**What you will do**
Determine the count of lines holding the string "although". Return only the number.

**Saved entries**
* * * * * * * * *

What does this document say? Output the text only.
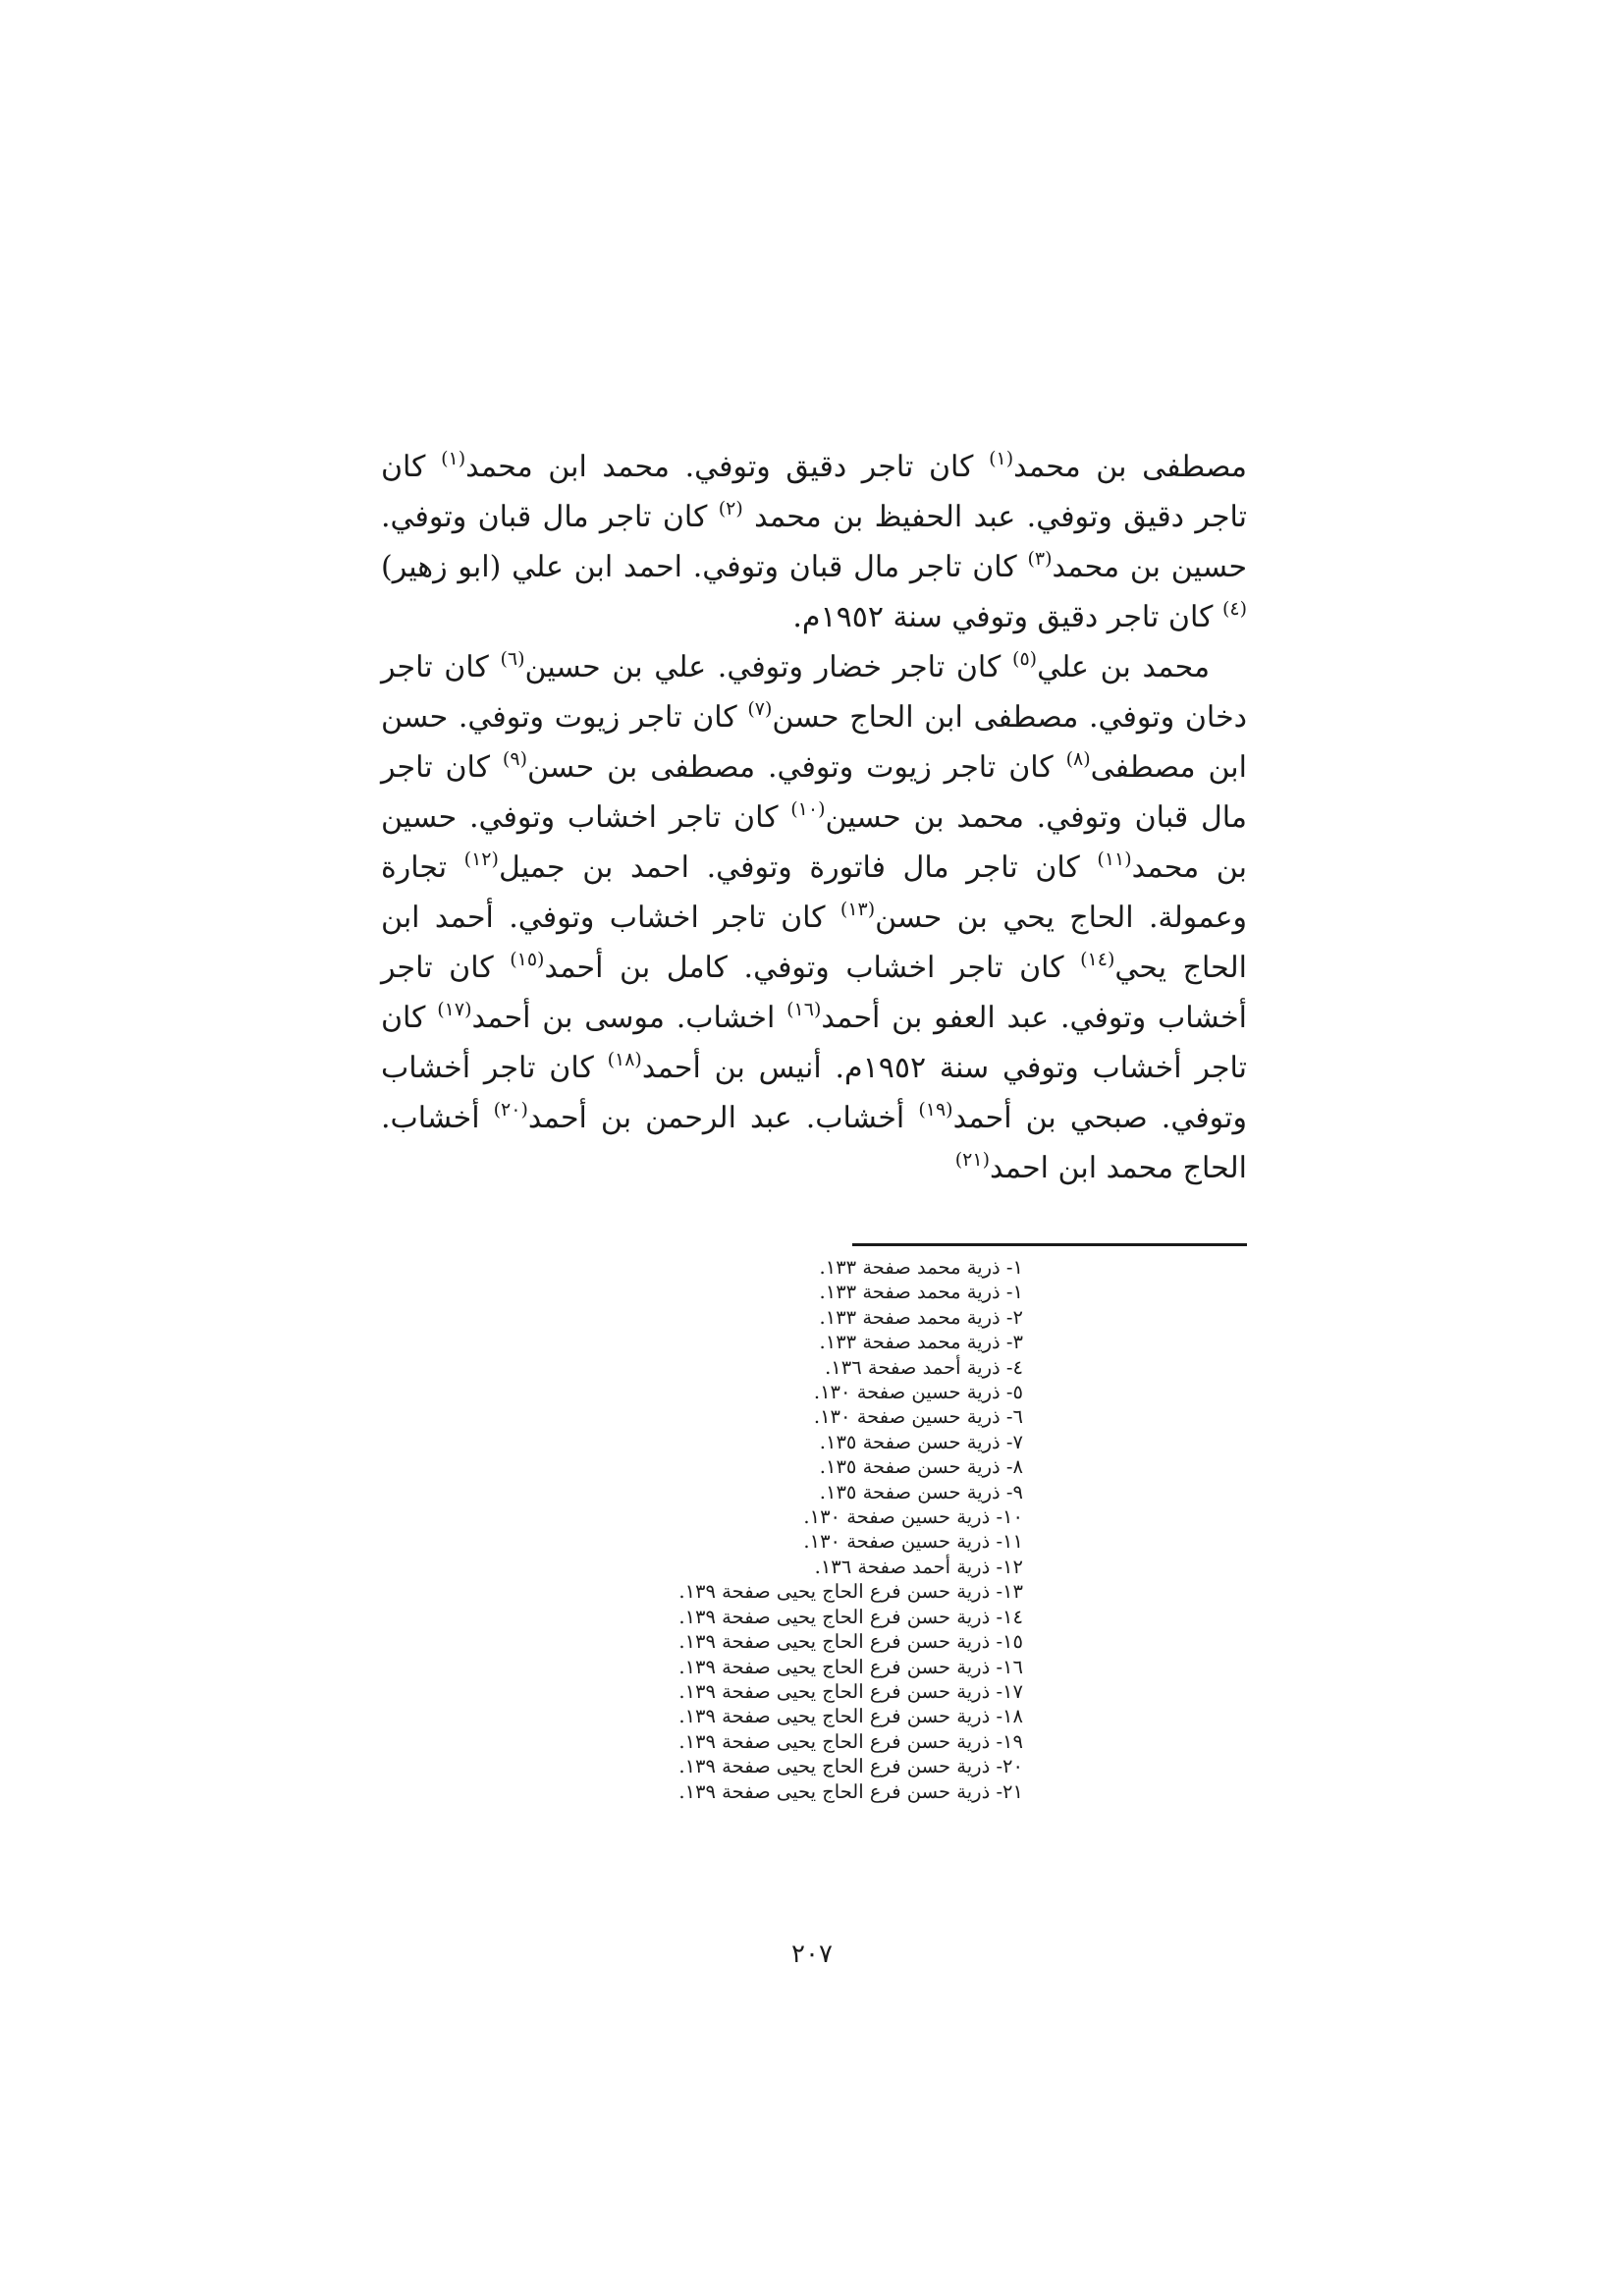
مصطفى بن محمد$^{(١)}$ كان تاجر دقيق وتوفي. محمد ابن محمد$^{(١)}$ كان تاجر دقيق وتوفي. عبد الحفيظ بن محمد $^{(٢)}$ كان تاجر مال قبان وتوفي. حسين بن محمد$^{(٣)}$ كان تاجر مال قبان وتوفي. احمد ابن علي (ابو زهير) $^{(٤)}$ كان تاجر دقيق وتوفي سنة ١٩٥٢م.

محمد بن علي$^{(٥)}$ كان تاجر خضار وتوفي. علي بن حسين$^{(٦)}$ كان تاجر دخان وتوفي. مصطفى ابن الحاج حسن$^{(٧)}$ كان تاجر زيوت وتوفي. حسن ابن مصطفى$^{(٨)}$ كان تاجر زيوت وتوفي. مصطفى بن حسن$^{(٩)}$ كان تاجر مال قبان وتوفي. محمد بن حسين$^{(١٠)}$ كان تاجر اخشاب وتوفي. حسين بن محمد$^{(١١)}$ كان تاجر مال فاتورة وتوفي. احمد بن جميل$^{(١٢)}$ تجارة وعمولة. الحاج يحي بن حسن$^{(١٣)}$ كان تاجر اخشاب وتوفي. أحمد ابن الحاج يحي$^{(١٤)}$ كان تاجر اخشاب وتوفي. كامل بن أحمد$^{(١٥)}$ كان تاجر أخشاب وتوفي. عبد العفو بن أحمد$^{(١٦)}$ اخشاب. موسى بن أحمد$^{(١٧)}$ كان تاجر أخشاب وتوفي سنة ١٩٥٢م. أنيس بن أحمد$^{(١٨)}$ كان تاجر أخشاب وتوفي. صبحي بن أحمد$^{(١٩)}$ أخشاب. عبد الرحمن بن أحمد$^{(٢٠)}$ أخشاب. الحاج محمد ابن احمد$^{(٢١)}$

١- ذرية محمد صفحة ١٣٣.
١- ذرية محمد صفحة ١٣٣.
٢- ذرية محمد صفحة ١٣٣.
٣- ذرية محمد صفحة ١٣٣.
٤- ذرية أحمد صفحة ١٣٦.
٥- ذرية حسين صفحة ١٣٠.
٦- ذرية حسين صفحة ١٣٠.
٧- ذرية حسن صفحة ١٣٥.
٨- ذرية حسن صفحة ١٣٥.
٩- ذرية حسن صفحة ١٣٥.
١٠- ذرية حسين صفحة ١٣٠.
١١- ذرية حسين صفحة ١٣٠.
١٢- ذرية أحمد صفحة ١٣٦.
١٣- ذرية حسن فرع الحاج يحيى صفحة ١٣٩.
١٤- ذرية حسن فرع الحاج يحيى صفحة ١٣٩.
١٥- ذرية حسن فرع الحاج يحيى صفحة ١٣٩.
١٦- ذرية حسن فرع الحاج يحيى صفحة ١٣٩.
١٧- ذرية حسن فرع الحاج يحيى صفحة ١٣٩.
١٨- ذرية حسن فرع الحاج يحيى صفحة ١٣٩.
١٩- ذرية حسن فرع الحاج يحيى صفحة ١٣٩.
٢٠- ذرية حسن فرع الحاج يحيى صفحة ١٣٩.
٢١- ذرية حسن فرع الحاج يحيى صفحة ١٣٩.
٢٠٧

* * * * * * * * *

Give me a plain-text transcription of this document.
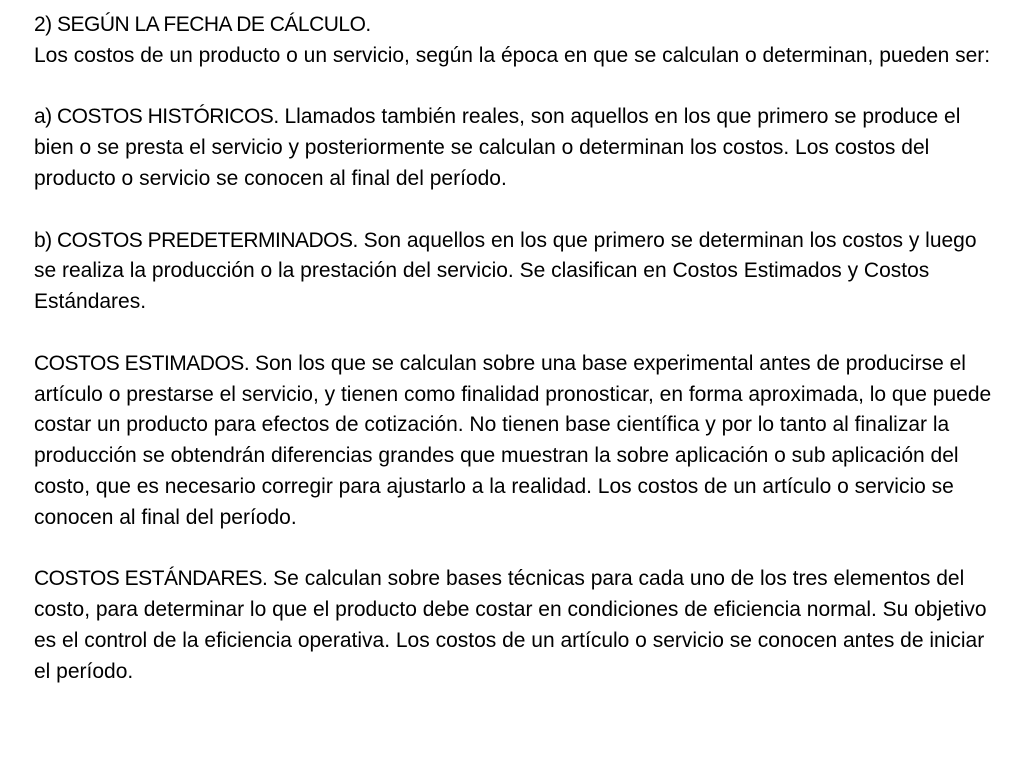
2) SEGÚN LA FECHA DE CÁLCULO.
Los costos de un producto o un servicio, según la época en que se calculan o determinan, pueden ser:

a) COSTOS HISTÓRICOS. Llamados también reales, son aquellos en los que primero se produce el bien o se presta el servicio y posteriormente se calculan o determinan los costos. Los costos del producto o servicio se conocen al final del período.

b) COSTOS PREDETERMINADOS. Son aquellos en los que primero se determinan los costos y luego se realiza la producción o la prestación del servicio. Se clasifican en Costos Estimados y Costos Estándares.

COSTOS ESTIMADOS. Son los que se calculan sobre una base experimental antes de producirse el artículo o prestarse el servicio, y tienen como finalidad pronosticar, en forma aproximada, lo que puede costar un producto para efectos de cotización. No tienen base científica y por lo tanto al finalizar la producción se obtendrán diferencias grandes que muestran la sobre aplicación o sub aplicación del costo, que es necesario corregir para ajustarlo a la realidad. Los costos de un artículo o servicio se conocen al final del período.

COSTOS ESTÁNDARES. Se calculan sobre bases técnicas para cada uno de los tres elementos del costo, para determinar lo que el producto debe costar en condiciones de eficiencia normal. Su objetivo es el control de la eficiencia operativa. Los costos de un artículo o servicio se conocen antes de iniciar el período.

* * * * * * * * *

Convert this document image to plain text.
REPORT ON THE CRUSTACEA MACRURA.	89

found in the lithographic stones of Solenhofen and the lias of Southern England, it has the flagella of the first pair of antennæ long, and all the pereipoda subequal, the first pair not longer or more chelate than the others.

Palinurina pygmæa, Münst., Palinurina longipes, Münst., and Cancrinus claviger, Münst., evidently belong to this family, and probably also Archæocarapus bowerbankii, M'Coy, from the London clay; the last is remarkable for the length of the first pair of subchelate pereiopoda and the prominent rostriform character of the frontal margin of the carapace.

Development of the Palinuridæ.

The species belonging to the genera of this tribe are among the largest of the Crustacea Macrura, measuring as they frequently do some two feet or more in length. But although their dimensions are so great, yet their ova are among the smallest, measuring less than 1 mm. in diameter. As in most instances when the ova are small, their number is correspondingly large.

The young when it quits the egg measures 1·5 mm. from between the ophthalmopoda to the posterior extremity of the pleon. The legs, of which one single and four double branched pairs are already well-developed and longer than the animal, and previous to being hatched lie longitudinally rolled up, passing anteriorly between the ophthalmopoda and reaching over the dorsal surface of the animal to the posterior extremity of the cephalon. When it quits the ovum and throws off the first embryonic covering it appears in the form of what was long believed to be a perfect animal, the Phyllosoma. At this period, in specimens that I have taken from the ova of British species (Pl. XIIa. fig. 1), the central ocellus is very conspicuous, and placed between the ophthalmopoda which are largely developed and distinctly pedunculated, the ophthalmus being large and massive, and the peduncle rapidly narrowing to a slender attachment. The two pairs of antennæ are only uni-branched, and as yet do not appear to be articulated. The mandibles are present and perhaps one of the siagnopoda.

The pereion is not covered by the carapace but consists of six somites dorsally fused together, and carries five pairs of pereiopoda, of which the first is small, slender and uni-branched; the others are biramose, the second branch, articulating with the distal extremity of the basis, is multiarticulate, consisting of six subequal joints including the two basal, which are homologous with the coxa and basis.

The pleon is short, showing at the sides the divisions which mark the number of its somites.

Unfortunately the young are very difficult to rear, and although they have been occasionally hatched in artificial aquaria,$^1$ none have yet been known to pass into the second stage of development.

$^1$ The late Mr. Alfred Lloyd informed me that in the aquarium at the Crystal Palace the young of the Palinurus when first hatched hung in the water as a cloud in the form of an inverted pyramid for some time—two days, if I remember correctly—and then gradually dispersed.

* * * * * * * * *

**Problem solution**
2